* Exercise task *
Collect each line of the records containing the string "开工第一课".

===

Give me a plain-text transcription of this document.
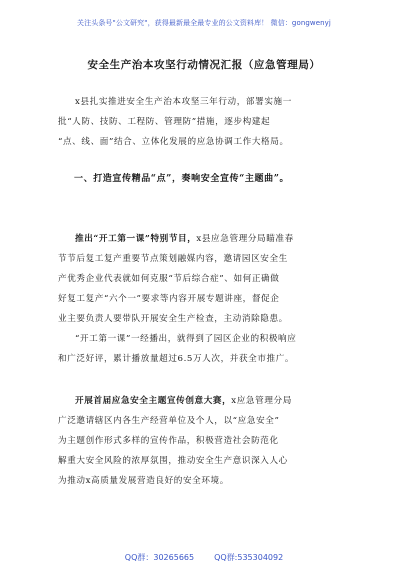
关注头条号"公文研究"，获得最新最全最专业的公文资料库！ 微信：gongwenyj
安全生产治本攻坚行动情况汇报（应急管理局）
x县扎实推进安全生产治本攻坚三年行动，部署实施一
批“人防、技防、工程防、管理防”措施，逐步构建起
“点、线、面”结合、立体化发展的应急协调工作大格局。
一、打造宣传精品“点”，奏响安全宣传“主题曲”。
推出“开工第一课”特别节目，x县应急管理分局瞄准春
节节后复工复产重要节点策划融媒内容，邀请园区安全生
产优秀企业代表就如何克服“节后综合症”、如何正确做
好复工复产“六个一”要求等内容开展专题讲座，督促企
业主要负责人要带队开展安全生产检查，主动消除隐患。
“开工第一课”一经播出，就得到了园区企业的积极响应
和广泛好评，累计播放量超过6.5万人次，并获全市推广。
开展首届应急安全主题宣传创意大赛，x应急管理分局
广泛邀请辖区内各生产经营单位及个人，以“应急安全”
为主题创作形式多样的宣传作品，积极营造社会防范化
解重大安全风险的浓厚氛围，推动安全生产意识深入人心
为推动x高质量发展营造良好的安全环境。
QQ群：30265665	QQ群:535304092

===

* Written answer *
推出“开工第一课”特别节目，x县应急管理分局瞄准春
“开工第一课”一经播出，就得到了园区企业的积极响应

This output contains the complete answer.